What is required →
Please pull every line from each of the items below and reproduce it word for word, without any changes.

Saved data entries
▼▼▼

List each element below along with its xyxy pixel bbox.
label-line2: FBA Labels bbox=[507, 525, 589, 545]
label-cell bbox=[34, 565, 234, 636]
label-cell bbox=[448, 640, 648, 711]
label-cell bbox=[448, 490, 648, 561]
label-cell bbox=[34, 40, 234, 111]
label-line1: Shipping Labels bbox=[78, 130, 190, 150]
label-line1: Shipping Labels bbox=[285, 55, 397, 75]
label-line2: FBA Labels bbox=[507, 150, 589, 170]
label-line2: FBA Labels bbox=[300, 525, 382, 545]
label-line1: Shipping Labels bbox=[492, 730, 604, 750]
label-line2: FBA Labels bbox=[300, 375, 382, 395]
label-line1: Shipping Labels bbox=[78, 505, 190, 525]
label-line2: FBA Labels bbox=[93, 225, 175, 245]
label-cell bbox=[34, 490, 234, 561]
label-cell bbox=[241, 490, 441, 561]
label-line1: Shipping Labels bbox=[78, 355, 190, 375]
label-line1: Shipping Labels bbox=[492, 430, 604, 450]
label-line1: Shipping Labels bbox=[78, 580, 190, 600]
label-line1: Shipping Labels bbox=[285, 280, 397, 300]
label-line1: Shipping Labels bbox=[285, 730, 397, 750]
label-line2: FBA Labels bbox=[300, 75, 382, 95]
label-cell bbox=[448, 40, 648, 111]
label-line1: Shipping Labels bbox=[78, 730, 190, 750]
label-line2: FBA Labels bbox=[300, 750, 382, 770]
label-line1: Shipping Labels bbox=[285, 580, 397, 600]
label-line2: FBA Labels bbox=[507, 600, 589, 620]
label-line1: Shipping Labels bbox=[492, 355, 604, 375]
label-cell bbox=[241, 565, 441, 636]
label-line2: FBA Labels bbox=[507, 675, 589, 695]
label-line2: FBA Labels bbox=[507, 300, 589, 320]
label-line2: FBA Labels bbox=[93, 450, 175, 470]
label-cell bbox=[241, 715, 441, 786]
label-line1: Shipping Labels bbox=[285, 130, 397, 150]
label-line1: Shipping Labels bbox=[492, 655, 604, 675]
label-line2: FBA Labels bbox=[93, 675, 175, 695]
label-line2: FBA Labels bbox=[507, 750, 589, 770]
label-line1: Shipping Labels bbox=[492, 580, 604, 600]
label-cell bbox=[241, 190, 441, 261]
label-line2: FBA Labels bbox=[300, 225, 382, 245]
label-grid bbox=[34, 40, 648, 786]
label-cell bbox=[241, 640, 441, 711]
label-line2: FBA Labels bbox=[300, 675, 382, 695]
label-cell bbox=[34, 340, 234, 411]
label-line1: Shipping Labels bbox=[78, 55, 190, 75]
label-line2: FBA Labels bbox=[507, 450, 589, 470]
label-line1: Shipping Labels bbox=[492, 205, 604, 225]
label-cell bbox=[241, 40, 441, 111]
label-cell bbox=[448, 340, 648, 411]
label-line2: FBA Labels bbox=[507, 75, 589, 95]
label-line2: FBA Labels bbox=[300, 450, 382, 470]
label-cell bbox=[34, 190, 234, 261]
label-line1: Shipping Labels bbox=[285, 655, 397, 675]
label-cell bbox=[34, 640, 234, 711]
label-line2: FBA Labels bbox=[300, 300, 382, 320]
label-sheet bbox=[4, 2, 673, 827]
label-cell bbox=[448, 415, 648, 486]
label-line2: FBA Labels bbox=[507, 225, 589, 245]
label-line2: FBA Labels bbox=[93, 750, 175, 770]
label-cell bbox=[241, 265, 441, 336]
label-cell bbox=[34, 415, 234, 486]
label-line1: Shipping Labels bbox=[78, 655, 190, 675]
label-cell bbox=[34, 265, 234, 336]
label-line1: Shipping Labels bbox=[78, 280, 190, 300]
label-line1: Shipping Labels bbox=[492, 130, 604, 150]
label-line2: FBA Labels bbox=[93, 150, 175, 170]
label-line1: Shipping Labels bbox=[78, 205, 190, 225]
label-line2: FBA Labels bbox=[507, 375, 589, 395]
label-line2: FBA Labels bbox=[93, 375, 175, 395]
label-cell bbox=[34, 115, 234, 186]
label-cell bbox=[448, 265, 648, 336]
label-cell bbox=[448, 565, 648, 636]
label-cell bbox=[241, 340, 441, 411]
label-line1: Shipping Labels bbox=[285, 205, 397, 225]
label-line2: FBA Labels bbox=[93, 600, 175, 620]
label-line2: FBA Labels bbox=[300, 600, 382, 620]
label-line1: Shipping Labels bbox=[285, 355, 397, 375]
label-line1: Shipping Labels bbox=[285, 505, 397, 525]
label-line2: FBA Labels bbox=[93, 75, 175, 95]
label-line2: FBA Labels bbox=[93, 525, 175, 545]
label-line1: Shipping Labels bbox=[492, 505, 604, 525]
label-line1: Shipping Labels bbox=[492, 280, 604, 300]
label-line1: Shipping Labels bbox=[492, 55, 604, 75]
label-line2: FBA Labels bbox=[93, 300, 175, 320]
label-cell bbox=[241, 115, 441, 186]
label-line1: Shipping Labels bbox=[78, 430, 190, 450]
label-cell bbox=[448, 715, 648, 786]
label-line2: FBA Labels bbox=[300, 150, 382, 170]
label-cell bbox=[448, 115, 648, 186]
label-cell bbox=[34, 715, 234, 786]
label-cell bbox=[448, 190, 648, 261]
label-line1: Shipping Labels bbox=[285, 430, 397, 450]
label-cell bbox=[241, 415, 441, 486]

▲▲▲

The solution →
List each element below along with its xyxy pixel bbox.
label-line2: FBA Labels bbox=[507, 525, 589, 545]
label-cell bbox=[34, 565, 234, 636]
label-cell bbox=[448, 640, 648, 711]
label-cell bbox=[448, 490, 648, 561]
label-cell bbox=[34, 40, 234, 111]
label-line1: Shipping Labels bbox=[78, 130, 190, 150]
label-line1: Shipping Labels bbox=[285, 55, 397, 75]
label-line2: FBA Labels bbox=[507, 150, 589, 170]
label-line2: FBA Labels bbox=[300, 525, 382, 545]
label-line1: Shipping Labels bbox=[492, 730, 604, 750]
label-line2: FBA Labels bbox=[300, 375, 382, 395]
label-line1: Shipping Labels bbox=[78, 505, 190, 525]
label-line2: FBA Labels bbox=[93, 225, 175, 245]
label-cell bbox=[34, 490, 234, 561]
label-cell bbox=[241, 490, 441, 561]
label-line1: Shipping Labels bbox=[78, 355, 190, 375]
label-line1: Shipping Labels bbox=[492, 430, 604, 450]
label-line1: Shipping Labels bbox=[78, 580, 190, 600]
label-line1: Shipping Labels bbox=[285, 280, 397, 300]
label-line1: Shipping Labels bbox=[285, 730, 397, 750]
label-line2: FBA Labels bbox=[300, 75, 382, 95]
label-cell bbox=[448, 40, 648, 111]
label-line1: Shipping Labels bbox=[78, 730, 190, 750]
label-line2: FBA Labels bbox=[300, 750, 382, 770]
label-line1: Shipping Labels bbox=[285, 580, 397, 600]
label-line2: FBA Labels bbox=[507, 600, 589, 620]
label-line1: Shipping Labels bbox=[492, 355, 604, 375]
label-cell bbox=[241, 565, 441, 636]
label-line2: FBA Labels bbox=[507, 675, 589, 695]
label-line2: FBA Labels bbox=[507, 300, 589, 320]
label-line2: FBA Labels bbox=[93, 450, 175, 470]
label-cell bbox=[241, 715, 441, 786]
label-line1: Shipping Labels bbox=[285, 130, 397, 150]
label-line1: Shipping Labels bbox=[492, 655, 604, 675]
label-line2: FBA Labels bbox=[93, 675, 175, 695]
label-line2: FBA Labels bbox=[507, 750, 589, 770]
label-line1: Shipping Labels bbox=[492, 580, 604, 600]
label-cell bbox=[241, 190, 441, 261]
label-line2: FBA Labels bbox=[300, 225, 382, 245]
label-grid bbox=[34, 40, 648, 786]
label-cell bbox=[241, 640, 441, 711]
label-line2: FBA Labels bbox=[300, 675, 382, 695]
label-cell bbox=[34, 340, 234, 411]
label-line1: Shipping Labels bbox=[78, 55, 190, 75]
label-line2: FBA Labels bbox=[507, 450, 589, 470]
label-line1: Shipping Labels bbox=[492, 205, 604, 225]
label-cell bbox=[241, 40, 441, 111]
label-cell bbox=[448, 340, 648, 411]
label-line2: FBA Labels bbox=[507, 75, 589, 95]
label-line2: FBA Labels bbox=[300, 450, 382, 470]
label-cell bbox=[34, 190, 234, 261]
label-line1: Shipping Labels bbox=[285, 655, 397, 675]
label-cell bbox=[34, 640, 234, 711]
label-line2: FBA Labels bbox=[300, 300, 382, 320]
label-sheet bbox=[4, 2, 673, 827]
label-cell bbox=[448, 415, 648, 486]
label-line2: FBA Labels bbox=[507, 225, 589, 245]
label-line2: FBA Labels bbox=[93, 750, 175, 770]
label-cell bbox=[241, 265, 441, 336]
label-cell bbox=[34, 415, 234, 486]
label-line1: Shipping Labels bbox=[78, 655, 190, 675]
label-cell bbox=[34, 265, 234, 336]
label-line1: Shipping Labels bbox=[78, 280, 190, 300]
label-line1: Shipping Labels bbox=[492, 130, 604, 150]
label-line2: FBA Labels bbox=[93, 150, 175, 170]
label-line1: Shipping Labels bbox=[78, 205, 190, 225]
label-line2: FBA Labels bbox=[507, 375, 589, 395]
label-line2: FBA Labels bbox=[93, 375, 175, 395]
label-cell bbox=[34, 115, 234, 186]
label-cell bbox=[448, 265, 648, 336]
label-cell bbox=[448, 565, 648, 636]
label-cell bbox=[241, 340, 441, 411]
label-line1: Shipping Labels bbox=[285, 205, 397, 225]
label-line2: FBA Labels bbox=[93, 600, 175, 620]
label-line2: FBA Labels bbox=[300, 600, 382, 620]
label-line1: Shipping Labels bbox=[285, 355, 397, 375]
label-line1: Shipping Labels bbox=[285, 505, 397, 525]
label-line2: FBA Labels bbox=[93, 75, 175, 95]
label-line2: FBA Labels bbox=[93, 525, 175, 545]
label-line1: Shipping Labels bbox=[492, 505, 604, 525]
label-line1: Shipping Labels bbox=[492, 280, 604, 300]
label-line1: Shipping Labels bbox=[492, 55, 604, 75]
label-line2: FBA Labels bbox=[93, 300, 175, 320]
label-cell bbox=[241, 115, 441, 186]
label-line1: Shipping Labels bbox=[78, 430, 190, 450]
label-cell bbox=[448, 715, 648, 786]
label-line2: FBA Labels bbox=[300, 150, 382, 170]
label-cell bbox=[448, 115, 648, 186]
label-cell bbox=[34, 715, 234, 786]
label-cell bbox=[448, 190, 648, 261]
label-line1: Shipping Labels bbox=[285, 430, 397, 450]
label-cell bbox=[241, 415, 441, 486]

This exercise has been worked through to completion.